STORED DATA:
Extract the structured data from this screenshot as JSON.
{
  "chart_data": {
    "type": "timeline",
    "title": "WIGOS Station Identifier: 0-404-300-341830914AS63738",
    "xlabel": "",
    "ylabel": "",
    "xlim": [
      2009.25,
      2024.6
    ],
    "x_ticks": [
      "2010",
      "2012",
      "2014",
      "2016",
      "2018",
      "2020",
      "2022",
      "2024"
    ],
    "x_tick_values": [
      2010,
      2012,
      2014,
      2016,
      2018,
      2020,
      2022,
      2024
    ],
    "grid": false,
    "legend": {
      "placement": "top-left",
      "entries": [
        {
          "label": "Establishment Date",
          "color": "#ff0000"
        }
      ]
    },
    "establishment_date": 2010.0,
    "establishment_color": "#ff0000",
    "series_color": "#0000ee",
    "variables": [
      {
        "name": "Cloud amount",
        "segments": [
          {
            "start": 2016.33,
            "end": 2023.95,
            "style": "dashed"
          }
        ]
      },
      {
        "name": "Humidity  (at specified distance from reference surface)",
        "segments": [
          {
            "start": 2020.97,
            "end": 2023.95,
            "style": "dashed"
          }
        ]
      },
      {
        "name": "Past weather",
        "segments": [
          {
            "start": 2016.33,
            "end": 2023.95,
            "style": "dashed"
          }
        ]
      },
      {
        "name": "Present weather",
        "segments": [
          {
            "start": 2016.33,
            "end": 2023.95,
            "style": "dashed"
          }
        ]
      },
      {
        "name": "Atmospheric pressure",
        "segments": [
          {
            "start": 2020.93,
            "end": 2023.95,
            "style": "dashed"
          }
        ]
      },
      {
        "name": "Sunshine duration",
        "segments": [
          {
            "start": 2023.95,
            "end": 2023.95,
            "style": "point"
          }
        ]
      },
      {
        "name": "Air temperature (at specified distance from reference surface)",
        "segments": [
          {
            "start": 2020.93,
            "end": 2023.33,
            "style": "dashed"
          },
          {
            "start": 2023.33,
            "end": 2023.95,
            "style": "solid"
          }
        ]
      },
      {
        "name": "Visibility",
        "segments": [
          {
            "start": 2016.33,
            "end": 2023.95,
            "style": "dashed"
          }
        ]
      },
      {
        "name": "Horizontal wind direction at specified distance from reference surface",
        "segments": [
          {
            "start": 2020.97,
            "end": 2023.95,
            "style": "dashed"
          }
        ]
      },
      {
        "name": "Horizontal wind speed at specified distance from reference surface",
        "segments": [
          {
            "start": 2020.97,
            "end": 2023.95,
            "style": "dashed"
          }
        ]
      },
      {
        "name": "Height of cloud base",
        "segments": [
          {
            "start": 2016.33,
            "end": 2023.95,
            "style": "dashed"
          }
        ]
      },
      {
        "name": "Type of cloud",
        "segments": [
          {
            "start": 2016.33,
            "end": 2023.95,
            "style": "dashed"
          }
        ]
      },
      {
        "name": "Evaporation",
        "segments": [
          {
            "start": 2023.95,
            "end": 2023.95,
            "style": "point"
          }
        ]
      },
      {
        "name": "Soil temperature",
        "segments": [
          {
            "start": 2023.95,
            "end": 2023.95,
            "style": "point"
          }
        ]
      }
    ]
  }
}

WHAT IS BEING ASKED: Copy down the material exactly as written.

WRITTEN RESPONSE:
Extract the structured data from this screenshot as JSON.
{
  "chart_data": {
    "type": "timeline",
    "title": "WIGOS Station Identifier: 0-404-300-341830914AS63738",
    "xlabel": "",
    "ylabel": "",
    "xlim": [
      2009.25,
      2024.6
    ],
    "x_ticks": [
      "2010",
      "2012",
      "2014",
      "2016",
      "2018",
      "2020",
      "2022",
      "2024"
    ],
    "x_tick_values": [
      2010,
      2012,
      2014,
      2016,
      2018,
      2020,
      2022,
      2024
    ],
    "grid": false,
    "legend": {
      "placement": "top-left",
      "entries": [
        {
          "label": "Establishment Date",
          "color": "#ff0000"
        }
      ]
    },
    "establishment_date": 2010.0,
    "establishment_color": "#ff0000",
    "series_color": "#0000ee",
    "variables": [
      {
        "name": "Cloud amount",
        "segments": [
          {
            "start": 2016.33,
            "end": 2023.95,
            "style": "dashed"
          }
        ]
      },
      {
        "name": "Humidity  (at specified distance from reference surface)",
        "segments": [
          {
            "start": 2020.97,
            "end": 2023.95,
            "style": "dashed"
          }
        ]
      },
      {
        "name": "Past weather",
        "segments": [
          {
            "start": 2016.33,
            "end": 2023.95,
            "style": "dashed"
          }
        ]
      },
      {
        "name": "Present weather",
        "segments": [
          {
            "start": 2016.33,
            "end": 2023.95,
            "style": "dashed"
          }
        ]
      },
      {
        "name": "Atmospheric pressure",
        "segments": [
          {
            "start": 2020.93,
            "end": 2023.95,
            "style": "dashed"
          }
        ]
      },
      {
        "name": "Sunshine duration",
        "segments": [
          {
            "start": 2023.95,
            "end": 2023.95,
            "style": "point"
          }
        ]
      },
      {
        "name": "Air temperature (at specified distance from reference surface)",
        "segments": [
          {
            "start": 2020.93,
            "end": 2023.33,
            "style": "dashed"
          },
          {
            "start": 2023.33,
            "end": 2023.95,
            "style": "solid"
          }
        ]
      },
      {
        "name": "Visibility",
        "segments": [
          {
            "start": 2016.33,
            "end": 2023.95,
            "style": "dashed"
          }
        ]
      },
      {
        "name": "Horizontal wind direction at specified distance from reference surface",
        "segments": [
          {
            "start": 2020.97,
            "end": 2023.95,
            "style": "dashed"
          }
        ]
      },
      {
        "name": "Horizontal wind speed at specified distance from reference surface",
        "segments": [
          {
            "start": 2020.97,
            "end": 2023.95,
            "style": "dashed"
          }
        ]
      },
      {
        "name": "Height of cloud base",
        "segments": [
          {
            "start": 2016.33,
            "end": 2023.95,
            "style": "dashed"
          }
        ]
      },
      {
        "name": "Type of cloud",
        "segments": [
          {
            "start": 2016.33,
            "end": 2023.95,
            "style": "dashed"
          }
        ]
      },
      {
        "name": "Evaporation",
        "segments": [
          {
            "start": 2023.95,
            "end": 2023.95,
            "style": "point"
          }
        ]
      },
      {
        "name": "Soil temperature",
        "segments": [
          {
            "start": 2023.95,
            "end": 2023.95,
            "style": "point"
          }
        ]
      }
    ]
  }
}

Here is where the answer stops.